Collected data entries
-- BEGIN --
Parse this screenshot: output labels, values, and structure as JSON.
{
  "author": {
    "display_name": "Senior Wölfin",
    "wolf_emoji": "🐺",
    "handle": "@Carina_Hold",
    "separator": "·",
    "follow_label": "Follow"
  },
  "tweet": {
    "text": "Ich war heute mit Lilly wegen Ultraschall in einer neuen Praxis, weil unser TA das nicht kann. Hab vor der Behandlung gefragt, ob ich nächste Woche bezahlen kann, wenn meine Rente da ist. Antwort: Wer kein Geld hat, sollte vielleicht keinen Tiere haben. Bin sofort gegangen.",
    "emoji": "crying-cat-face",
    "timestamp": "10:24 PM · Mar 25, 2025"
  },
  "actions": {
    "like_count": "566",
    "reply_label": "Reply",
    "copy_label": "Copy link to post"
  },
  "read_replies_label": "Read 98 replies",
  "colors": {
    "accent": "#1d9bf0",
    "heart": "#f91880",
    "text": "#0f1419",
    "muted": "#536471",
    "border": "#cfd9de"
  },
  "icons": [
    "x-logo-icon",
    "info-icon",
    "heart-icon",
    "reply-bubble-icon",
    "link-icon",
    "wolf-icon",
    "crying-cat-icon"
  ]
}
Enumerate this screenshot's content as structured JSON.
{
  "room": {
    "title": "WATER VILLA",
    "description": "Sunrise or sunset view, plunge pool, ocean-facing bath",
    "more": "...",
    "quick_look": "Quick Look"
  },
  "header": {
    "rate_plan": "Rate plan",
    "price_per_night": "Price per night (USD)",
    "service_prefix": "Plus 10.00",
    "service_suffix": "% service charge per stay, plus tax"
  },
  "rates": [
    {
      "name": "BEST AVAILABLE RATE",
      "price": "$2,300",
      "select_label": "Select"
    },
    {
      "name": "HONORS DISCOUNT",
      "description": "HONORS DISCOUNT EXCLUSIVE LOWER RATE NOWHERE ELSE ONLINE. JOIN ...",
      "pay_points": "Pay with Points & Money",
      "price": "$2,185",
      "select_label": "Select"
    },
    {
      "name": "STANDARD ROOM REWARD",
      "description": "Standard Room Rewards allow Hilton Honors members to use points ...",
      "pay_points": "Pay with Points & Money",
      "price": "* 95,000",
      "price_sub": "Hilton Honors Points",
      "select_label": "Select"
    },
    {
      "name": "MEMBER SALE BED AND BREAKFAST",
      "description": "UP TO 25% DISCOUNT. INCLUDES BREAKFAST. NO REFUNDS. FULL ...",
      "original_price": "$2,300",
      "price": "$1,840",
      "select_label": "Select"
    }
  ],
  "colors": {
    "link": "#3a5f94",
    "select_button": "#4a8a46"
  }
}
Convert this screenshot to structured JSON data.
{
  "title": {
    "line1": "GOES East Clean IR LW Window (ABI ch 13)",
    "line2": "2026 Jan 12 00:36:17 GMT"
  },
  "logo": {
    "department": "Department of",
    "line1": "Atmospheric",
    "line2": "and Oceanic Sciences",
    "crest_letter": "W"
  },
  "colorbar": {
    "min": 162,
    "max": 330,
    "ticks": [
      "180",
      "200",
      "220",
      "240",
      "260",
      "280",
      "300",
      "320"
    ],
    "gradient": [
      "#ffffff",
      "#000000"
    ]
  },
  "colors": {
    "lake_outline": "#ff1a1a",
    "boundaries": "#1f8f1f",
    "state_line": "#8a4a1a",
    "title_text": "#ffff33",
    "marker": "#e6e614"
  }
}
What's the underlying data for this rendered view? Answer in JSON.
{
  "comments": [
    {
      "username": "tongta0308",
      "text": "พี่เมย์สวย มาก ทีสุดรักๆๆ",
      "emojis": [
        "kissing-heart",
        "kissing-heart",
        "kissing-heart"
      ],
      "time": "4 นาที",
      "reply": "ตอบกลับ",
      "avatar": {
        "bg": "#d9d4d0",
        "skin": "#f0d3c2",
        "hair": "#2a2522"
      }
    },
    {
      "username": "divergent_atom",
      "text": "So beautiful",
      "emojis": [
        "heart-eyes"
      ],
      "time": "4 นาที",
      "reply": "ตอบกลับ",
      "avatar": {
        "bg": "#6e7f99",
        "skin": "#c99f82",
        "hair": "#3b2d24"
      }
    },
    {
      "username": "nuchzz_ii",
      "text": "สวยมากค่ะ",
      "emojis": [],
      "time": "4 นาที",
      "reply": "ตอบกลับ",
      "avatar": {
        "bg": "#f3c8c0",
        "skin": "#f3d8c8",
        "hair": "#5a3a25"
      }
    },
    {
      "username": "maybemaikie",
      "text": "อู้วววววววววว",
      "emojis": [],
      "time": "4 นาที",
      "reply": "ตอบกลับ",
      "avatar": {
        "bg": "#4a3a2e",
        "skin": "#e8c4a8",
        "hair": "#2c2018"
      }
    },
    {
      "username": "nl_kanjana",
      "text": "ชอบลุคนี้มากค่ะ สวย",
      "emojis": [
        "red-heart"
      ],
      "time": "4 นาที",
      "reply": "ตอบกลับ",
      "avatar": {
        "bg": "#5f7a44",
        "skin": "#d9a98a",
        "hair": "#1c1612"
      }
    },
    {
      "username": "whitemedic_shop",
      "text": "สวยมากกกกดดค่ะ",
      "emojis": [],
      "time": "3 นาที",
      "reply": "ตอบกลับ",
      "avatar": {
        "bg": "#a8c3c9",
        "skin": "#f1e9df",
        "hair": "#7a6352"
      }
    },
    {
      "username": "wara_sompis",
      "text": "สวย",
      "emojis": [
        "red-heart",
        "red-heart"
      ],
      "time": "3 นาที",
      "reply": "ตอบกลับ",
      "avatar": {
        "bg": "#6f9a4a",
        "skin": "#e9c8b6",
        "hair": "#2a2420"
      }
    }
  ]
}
-- END --
Exercise aim:
Copy out every entry again, exactly as it was given.

Final answer:
Parse this screenshot: output labels, values, and structure as JSON.
{
  "author": {
    "display_name": "Senior Wölfin",
    "wolf_emoji": "🐺",
    "handle": "@Carina_Hold",
    "separator": "·",
    "follow_label": "Follow"
  },
  "tweet": {
    "text": "Ich war heute mit Lilly wegen Ultraschall in einer neuen Praxis, weil unser TA das nicht kann. Hab vor der Behandlung gefragt, ob ich nächste Woche bezahlen kann, wenn meine Rente da ist. Antwort: Wer kein Geld hat, sollte vielleicht keinen Tiere haben. Bin sofort gegangen.",
    "emoji": "crying-cat-face",
    "timestamp": "10:24 PM · Mar 25, 2025"
  },
  "actions": {
    "like_count": "566",
    "reply_label": "Reply",
    "copy_label": "Copy link to post"
  },
  "read_replies_label": "Read 98 replies",
  "colors": {
    "accent": "#1d9bf0",
    "heart": "#f91880",
    "text": "#0f1419",
    "muted": "#536471",
    "border": "#cfd9de"
  },
  "icons": [
    "x-logo-icon",
    "info-icon",
    "heart-icon",
    "reply-bubble-icon",
    "link-icon",
    "wolf-icon",
    "crying-cat-icon"
  ]
}
Enumerate this screenshot's content as structured JSON.
{
  "room": {
    "title": "WATER VILLA",
    "description": "Sunrise or sunset view, plunge pool, ocean-facing bath",
    "more": "...",
    "quick_look": "Quick Look"
  },
  "header": {
    "rate_plan": "Rate plan",
    "price_per_night": "Price per night (USD)",
    "service_prefix": "Plus 10.00",
    "service_suffix": "% service charge per stay, plus tax"
  },
  "rates": [
    {
      "name": "BEST AVAILABLE RATE",
      "price": "$2,300",
      "select_label": "Select"
    },
    {
      "name": "HONORS DISCOUNT",
      "description": "HONORS DISCOUNT EXCLUSIVE LOWER RATE NOWHERE ELSE ONLINE. JOIN ...",
      "pay_points": "Pay with Points & Money",
      "price": "$2,185",
      "select_label": "Select"
    },
    {
      "name": "STANDARD ROOM REWARD",
      "description": "Standard Room Rewards allow Hilton Honors members to use points ...",
      "pay_points": "Pay with Points & Money",
      "price": "* 95,000",
      "price_sub": "Hilton Honors Points",
      "select_label": "Select"
    },
    {
      "name": "MEMBER SALE BED AND BREAKFAST",
      "description": "UP TO 25% DISCOUNT. INCLUDES BREAKFAST. NO REFUNDS. FULL ...",
      "original_price": "$2,300",
      "price": "$1,840",
      "select_label": "Select"
    }
  ],
  "colors": {
    "link": "#3a5f94",
    "select_button": "#4a8a46"
  }
}
Convert this screenshot to structured JSON data.
{
  "title": {
    "line1": "GOES East Clean IR LW Window (ABI ch 13)",
    "line2": "2026 Jan 12 00:36:17 GMT"
  },
  "logo": {
    "department": "Department of",
    "line1": "Atmospheric",
    "line2": "and Oceanic Sciences",
    "crest_letter": "W"
  },
  "colorbar": {
    "min": 162,
    "max": 330,
    "ticks": [
      "180",
      "200",
      "220",
      "240",
      "260",
      "280",
      "300",
      "320"
    ],
    "gradient": [
      "#ffffff",
      "#000000"
    ]
  },
  "colors": {
    "lake_outline": "#ff1a1a",
    "boundaries": "#1f8f1f",
    "state_line": "#8a4a1a",
    "title_text": "#ffff33",
    "marker": "#e6e614"
  }
}
What's the underlying data for this rendered view? Answer in JSON.
{
  "comments": [
    {
      "username": "tongta0308",
      "text": "พี่เมย์สวย มาก ทีสุดรักๆๆ",
      "emojis": [
        "kissing-heart",
        "kissing-heart",
        "kissing-heart"
      ],
      "time": "4 นาที",
      "reply": "ตอบกลับ",
      "avatar": {
        "bg": "#d9d4d0",
        "skin": "#f0d3c2",
        "hair": "#2a2522"
      }
    },
    {
      "username": "divergent_atom",
      "text": "So beautiful",
      "emojis": [
        "heart-eyes"
      ],
      "time": "4 นาที",
      "reply": "ตอบกลับ",
      "avatar": {
        "bg": "#6e7f99",
        "skin": "#c99f82",
        "hair": "#3b2d24"
      }
    },
    {
      "username": "nuchzz_ii",
      "text": "สวยมากค่ะ",
      "emojis": [],
      "time": "4 นาที",
      "reply": "ตอบกลับ",
      "avatar": {
        "bg": "#f3c8c0",
        "skin": "#f3d8c8",
        "hair": "#5a3a25"
      }
    },
    {
      "username": "maybemaikie",
      "text": "อู้วววววววววว",
      "emojis": [],
      "time": "4 นาที",
      "reply": "ตอบกลับ",
      "avatar": {
        "bg": "#4a3a2e",
        "skin": "#e8c4a8",
        "hair": "#2c2018"
      }
    },
    {
      "username": "nl_kanjana",
      "text": "ชอบลุคนี้มากค่ะ สวย",
      "emojis": [
        "red-heart"
      ],
      "time": "4 นาที",
      "reply": "ตอบกลับ",
      "avatar": {
        "bg": "#5f7a44",
        "skin": "#d9a98a",
        "hair": "#1c1612"
      }
    },
    {
      "username": "whitemedic_shop",
      "text": "สวยมากกกกดดค่ะ",
      "emojis": [],
      "time": "3 นาที",
      "reply": "ตอบกลับ",
      "avatar": {
        "bg": "#a8c3c9",
        "skin": "#f1e9df",
        "hair": "#7a6352"
      }
    },
    {
      "username": "wara_sompis",
      "text": "สวย",
      "emojis": [
        "red-heart",
        "red-heart"
      ],
      "time": "3 นาที",
      "reply": "ตอบกลับ",
      "avatar": {
        "bg": "#6f9a4a",
        "skin": "#e9c8b6",
        "hair": "#2a2420"
      }
    }
  ]
}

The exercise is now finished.